Work to do: Search the entries for the word "subtitle" and pull out each line that has it.

○ ○ ○ ○

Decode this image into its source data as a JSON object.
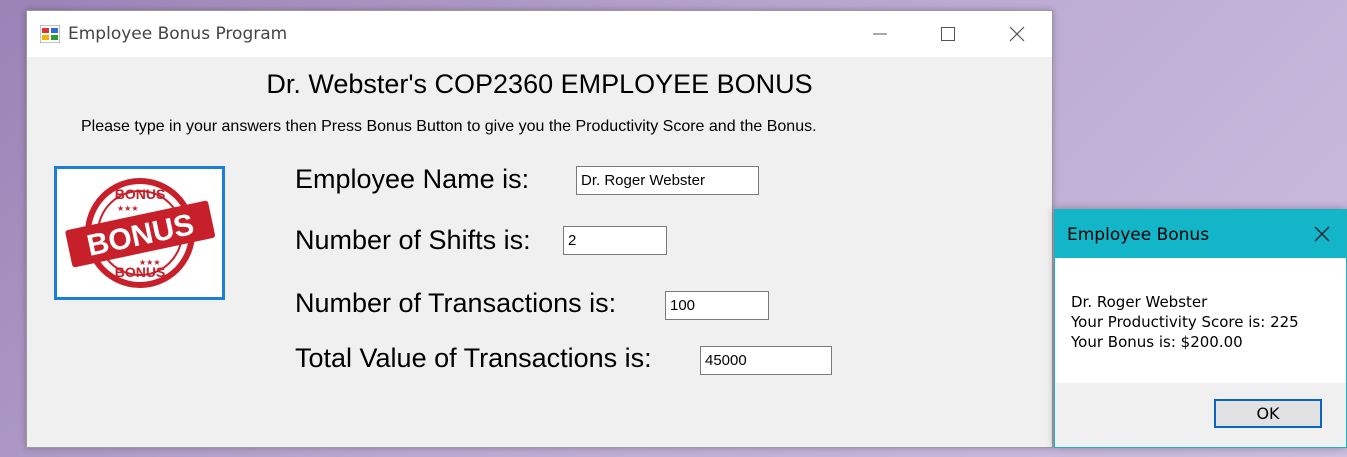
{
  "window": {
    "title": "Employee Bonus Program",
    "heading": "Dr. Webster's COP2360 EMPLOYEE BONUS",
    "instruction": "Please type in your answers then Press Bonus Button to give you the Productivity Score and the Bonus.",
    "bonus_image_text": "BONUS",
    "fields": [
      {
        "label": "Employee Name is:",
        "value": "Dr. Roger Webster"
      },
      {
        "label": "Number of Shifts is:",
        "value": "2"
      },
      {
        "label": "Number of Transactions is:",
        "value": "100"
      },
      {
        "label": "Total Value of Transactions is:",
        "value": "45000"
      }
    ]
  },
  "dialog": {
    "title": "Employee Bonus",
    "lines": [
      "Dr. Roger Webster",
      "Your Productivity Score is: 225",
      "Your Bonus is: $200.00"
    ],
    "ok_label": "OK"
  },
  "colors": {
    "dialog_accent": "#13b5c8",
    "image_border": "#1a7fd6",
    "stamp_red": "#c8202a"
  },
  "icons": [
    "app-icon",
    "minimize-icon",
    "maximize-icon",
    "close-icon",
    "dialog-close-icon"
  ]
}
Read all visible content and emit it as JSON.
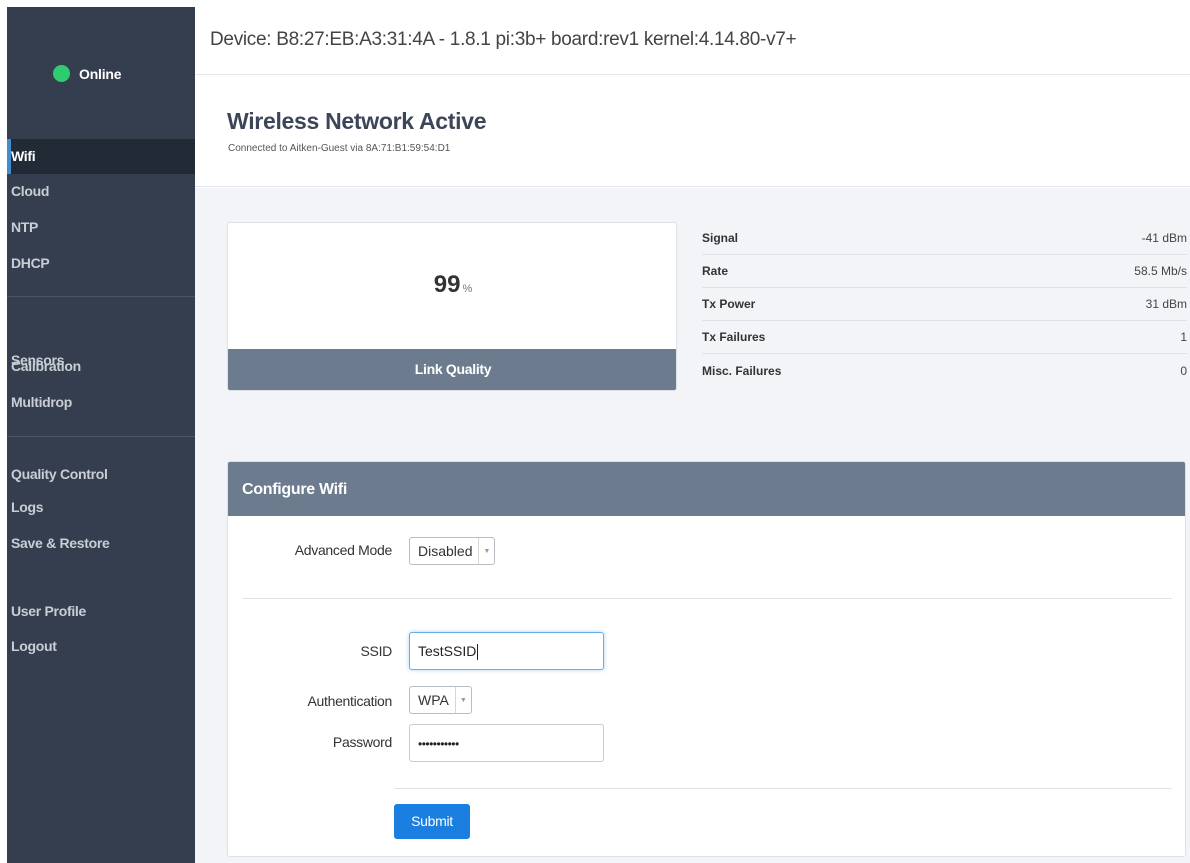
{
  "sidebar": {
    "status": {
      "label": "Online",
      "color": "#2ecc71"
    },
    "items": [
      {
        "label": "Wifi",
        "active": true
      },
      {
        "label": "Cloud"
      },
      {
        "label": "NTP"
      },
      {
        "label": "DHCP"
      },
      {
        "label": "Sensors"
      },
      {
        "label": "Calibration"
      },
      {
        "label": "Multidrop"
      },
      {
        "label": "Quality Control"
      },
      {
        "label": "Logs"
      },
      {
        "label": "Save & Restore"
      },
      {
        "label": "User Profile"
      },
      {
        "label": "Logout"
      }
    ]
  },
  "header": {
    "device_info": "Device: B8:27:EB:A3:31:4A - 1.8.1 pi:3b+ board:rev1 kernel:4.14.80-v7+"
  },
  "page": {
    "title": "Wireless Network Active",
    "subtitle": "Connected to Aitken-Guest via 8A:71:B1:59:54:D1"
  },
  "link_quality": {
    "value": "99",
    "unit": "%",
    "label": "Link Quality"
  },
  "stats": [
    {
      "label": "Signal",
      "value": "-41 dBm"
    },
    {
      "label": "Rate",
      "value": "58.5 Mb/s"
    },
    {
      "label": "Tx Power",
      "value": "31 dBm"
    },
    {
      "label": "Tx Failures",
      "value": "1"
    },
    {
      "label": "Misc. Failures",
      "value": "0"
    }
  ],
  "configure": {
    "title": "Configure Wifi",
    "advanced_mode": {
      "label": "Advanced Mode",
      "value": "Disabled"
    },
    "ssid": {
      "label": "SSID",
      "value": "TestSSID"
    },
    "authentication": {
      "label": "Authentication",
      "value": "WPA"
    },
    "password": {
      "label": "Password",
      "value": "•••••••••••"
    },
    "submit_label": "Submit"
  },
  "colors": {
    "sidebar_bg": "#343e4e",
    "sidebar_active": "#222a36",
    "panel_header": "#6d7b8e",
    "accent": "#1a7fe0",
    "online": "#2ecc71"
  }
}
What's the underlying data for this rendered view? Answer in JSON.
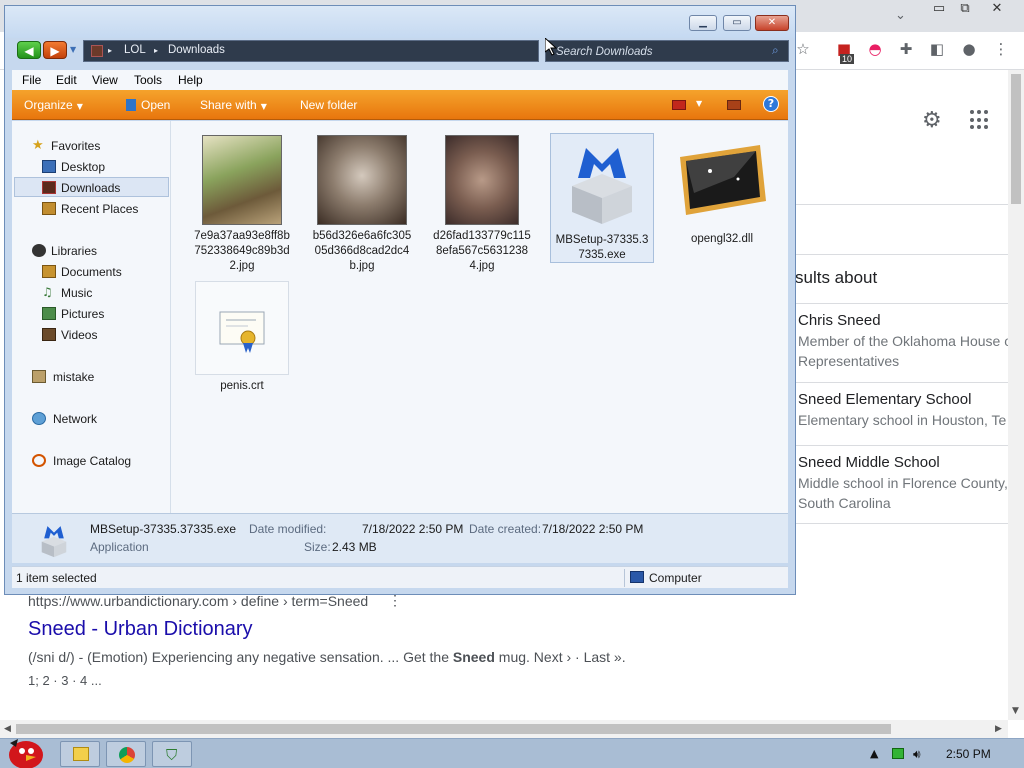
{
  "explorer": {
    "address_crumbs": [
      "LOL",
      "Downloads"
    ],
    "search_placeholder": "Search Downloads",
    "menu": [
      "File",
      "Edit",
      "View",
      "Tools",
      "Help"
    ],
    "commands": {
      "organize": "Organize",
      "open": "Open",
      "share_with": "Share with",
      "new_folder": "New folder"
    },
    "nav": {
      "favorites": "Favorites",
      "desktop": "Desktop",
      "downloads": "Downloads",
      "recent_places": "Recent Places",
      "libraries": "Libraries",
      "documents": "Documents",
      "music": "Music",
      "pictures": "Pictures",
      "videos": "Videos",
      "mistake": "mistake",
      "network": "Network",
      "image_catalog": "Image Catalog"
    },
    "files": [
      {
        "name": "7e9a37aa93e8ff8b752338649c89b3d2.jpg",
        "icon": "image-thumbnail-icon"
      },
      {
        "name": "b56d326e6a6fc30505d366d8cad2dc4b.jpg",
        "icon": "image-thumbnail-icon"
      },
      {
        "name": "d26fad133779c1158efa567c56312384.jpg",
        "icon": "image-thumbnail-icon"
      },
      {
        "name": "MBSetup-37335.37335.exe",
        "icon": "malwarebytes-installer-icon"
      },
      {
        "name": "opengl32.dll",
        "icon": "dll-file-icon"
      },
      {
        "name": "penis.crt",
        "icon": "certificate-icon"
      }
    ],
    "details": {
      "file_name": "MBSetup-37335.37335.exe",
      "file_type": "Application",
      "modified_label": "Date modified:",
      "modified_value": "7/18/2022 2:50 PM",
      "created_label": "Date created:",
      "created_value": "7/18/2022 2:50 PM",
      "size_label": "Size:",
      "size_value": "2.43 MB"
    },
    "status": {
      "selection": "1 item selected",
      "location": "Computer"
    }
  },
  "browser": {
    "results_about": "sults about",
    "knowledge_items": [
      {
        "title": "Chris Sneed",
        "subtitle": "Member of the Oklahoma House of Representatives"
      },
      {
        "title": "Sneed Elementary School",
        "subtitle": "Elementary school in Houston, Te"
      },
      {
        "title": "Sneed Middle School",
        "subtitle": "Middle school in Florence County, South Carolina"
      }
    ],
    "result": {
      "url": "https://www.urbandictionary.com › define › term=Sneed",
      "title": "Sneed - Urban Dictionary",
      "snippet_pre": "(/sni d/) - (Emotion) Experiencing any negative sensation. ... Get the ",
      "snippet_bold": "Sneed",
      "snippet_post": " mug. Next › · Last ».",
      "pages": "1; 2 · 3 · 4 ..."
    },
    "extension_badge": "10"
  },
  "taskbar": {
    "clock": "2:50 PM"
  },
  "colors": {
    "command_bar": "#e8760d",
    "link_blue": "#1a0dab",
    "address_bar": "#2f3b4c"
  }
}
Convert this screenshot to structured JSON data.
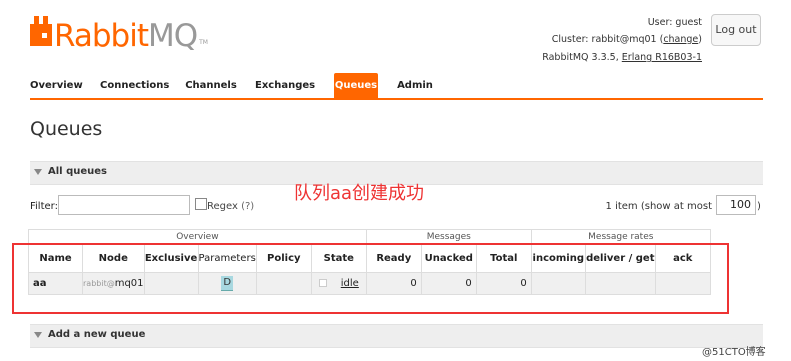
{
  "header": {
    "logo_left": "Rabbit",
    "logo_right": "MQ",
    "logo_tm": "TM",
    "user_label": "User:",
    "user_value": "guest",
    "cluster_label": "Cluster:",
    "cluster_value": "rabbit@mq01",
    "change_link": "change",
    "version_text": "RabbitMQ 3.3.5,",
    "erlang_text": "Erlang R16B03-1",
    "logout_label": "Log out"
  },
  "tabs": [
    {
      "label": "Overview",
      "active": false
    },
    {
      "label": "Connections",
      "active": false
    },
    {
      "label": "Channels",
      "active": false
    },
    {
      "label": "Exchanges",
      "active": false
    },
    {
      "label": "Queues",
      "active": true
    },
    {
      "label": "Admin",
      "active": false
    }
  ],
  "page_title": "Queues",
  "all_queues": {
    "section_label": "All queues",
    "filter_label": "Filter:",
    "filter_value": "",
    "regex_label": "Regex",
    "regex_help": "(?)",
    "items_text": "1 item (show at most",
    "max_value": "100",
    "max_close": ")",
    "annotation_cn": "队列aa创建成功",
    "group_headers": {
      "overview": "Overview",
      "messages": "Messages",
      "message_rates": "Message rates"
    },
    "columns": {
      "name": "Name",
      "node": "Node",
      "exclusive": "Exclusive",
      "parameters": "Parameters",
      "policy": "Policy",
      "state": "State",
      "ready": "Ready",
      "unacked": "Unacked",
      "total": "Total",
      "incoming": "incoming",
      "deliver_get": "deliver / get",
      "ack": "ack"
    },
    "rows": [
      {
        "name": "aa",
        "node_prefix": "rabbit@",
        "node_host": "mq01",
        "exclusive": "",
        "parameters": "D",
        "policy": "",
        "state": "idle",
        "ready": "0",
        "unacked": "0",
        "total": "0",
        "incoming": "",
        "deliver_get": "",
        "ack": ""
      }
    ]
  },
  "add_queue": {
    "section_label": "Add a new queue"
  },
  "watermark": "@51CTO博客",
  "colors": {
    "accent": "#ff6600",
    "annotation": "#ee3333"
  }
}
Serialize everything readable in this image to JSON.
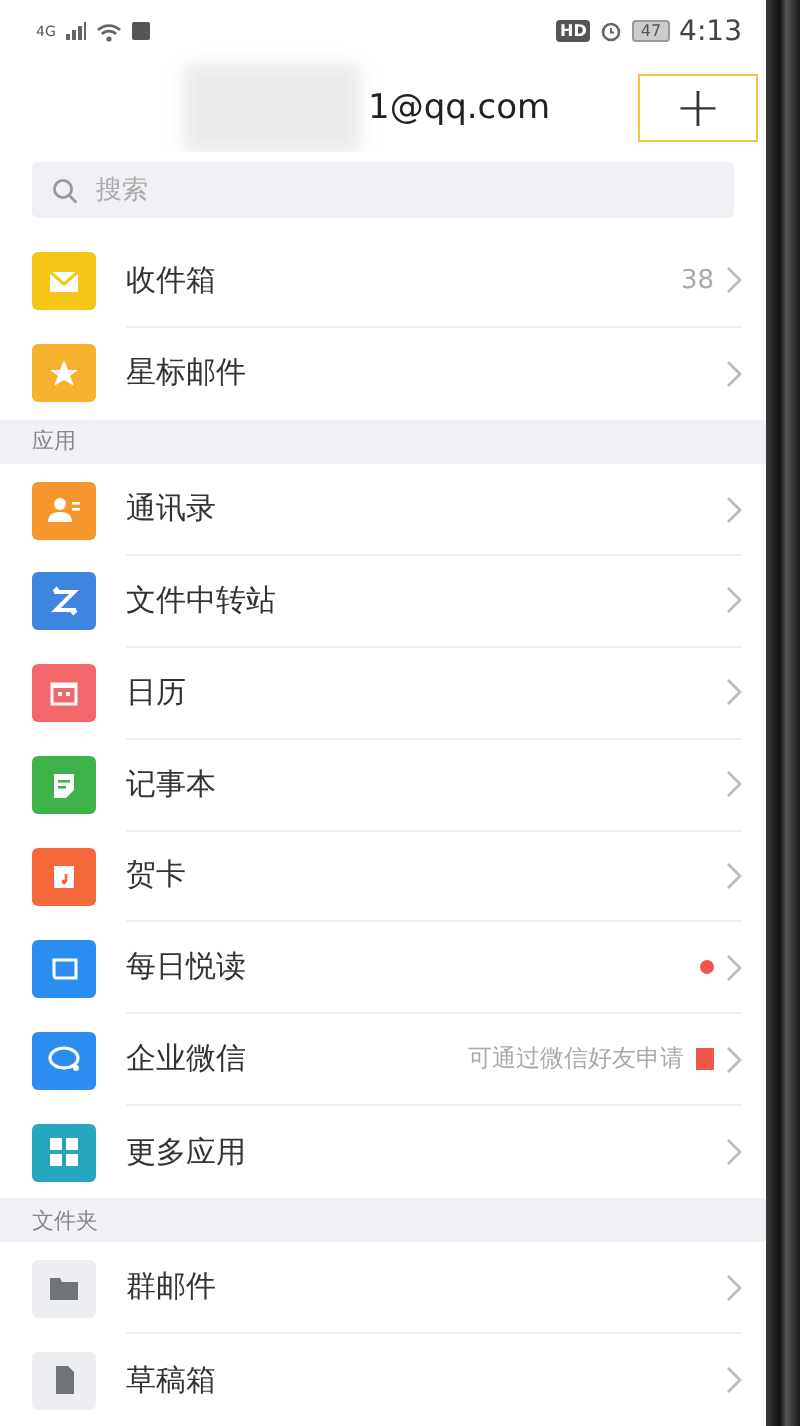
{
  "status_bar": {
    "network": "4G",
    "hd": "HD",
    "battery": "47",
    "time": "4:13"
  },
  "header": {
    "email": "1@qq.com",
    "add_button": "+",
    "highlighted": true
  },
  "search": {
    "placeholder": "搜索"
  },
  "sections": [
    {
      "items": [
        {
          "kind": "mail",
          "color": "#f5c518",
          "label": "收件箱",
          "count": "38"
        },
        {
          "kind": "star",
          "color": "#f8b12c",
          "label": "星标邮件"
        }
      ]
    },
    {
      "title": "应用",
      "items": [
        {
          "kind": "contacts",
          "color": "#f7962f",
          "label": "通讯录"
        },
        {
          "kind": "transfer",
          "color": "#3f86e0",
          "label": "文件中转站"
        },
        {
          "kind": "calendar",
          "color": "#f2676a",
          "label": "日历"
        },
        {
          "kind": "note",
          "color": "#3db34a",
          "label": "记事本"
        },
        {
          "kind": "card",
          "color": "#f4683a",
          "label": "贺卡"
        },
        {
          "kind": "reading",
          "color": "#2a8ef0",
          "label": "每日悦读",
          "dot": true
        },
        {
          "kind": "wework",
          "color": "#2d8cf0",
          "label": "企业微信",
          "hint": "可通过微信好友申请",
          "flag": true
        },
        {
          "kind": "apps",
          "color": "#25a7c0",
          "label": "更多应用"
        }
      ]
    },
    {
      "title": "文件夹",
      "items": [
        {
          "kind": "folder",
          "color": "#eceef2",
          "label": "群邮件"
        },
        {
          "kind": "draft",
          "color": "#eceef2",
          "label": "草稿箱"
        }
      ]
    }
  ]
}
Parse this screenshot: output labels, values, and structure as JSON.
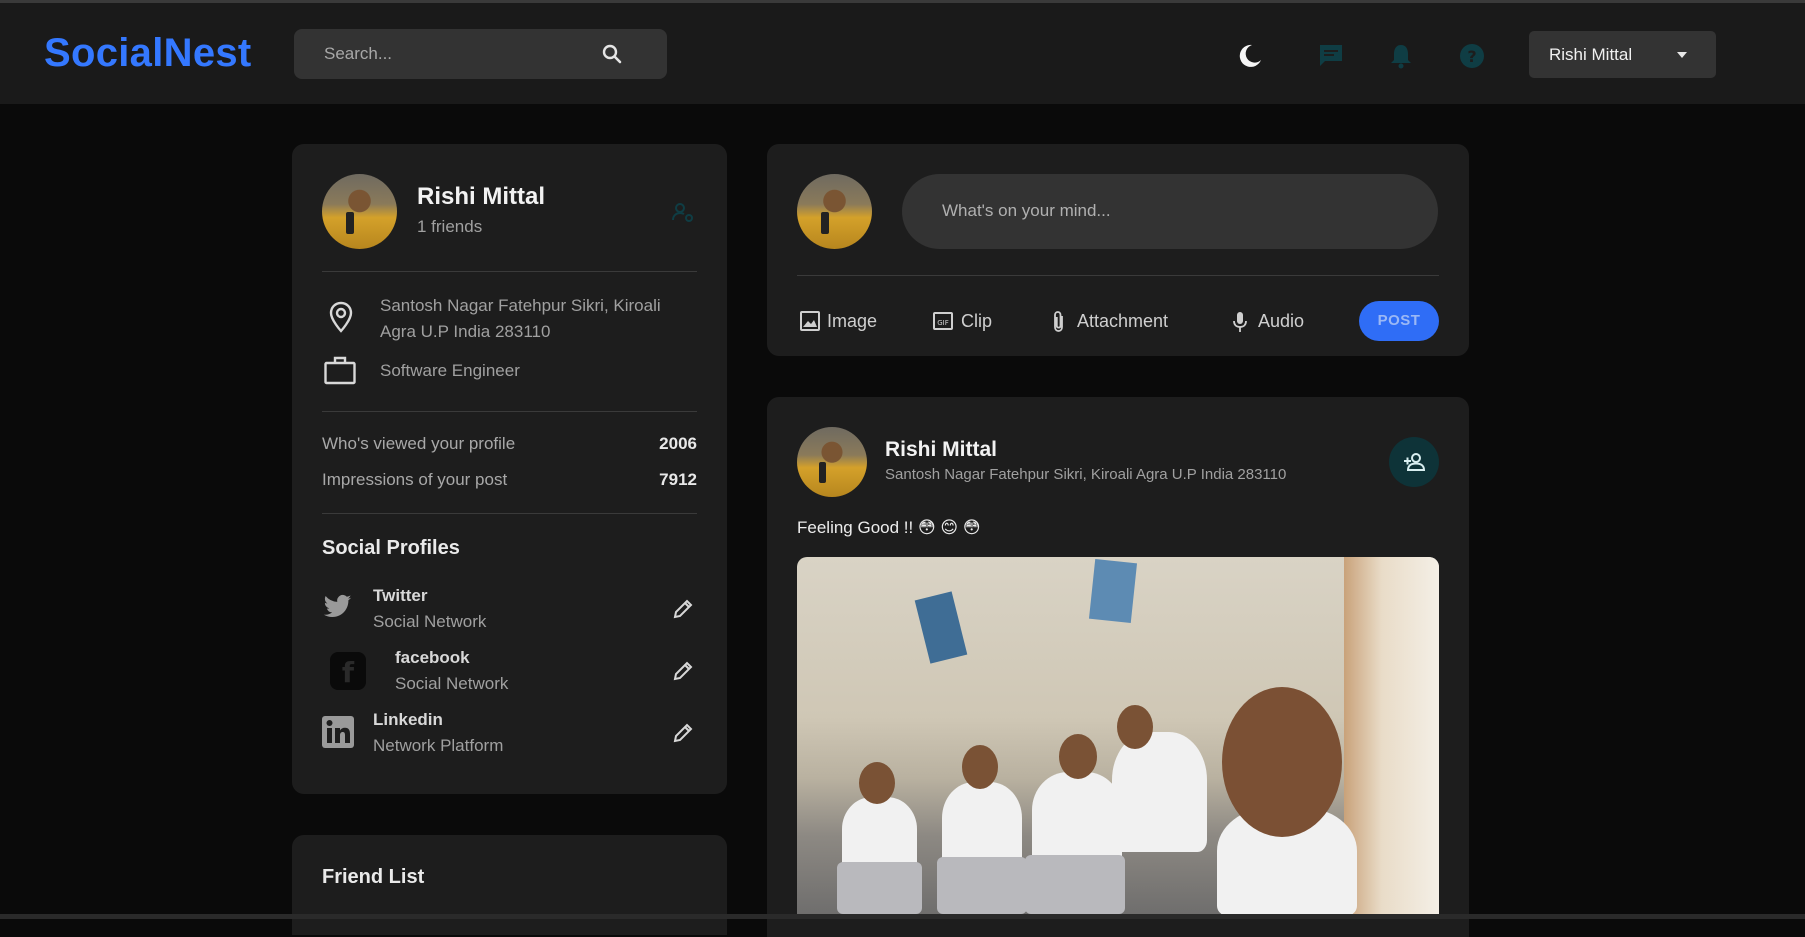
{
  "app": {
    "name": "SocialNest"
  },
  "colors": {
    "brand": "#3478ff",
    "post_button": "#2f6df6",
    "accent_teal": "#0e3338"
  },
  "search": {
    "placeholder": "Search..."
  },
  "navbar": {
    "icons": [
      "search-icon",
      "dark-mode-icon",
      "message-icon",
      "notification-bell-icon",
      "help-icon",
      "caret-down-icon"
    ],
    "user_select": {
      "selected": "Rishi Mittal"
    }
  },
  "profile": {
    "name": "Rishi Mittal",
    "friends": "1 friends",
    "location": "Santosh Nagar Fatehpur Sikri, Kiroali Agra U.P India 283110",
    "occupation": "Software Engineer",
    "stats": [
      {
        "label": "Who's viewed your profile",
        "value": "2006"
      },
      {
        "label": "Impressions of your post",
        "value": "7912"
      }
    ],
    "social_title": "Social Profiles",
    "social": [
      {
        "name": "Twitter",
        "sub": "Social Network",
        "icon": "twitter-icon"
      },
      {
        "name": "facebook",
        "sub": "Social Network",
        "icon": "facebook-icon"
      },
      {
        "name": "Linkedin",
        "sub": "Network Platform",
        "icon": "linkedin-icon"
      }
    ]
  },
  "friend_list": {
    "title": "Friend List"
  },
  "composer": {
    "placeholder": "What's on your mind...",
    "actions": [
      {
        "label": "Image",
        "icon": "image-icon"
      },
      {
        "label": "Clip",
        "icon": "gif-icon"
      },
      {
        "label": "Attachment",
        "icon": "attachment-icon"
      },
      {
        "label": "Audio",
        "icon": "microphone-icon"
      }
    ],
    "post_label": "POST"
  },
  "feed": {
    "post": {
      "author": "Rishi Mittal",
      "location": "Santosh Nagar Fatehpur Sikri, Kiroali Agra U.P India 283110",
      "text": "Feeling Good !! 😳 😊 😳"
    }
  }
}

○ ○ ○ ○

Written solution:
    "subtitle": "Connected to Aitken-Guest via 8A:71:B1:59:54:D1"
        "subtitle": "Member of the Oklahoma House of Representatives"
        "subtitle": "Elementary school in Houston, Te"
        "subtitle": "Middle school in Florence County, South Carolina"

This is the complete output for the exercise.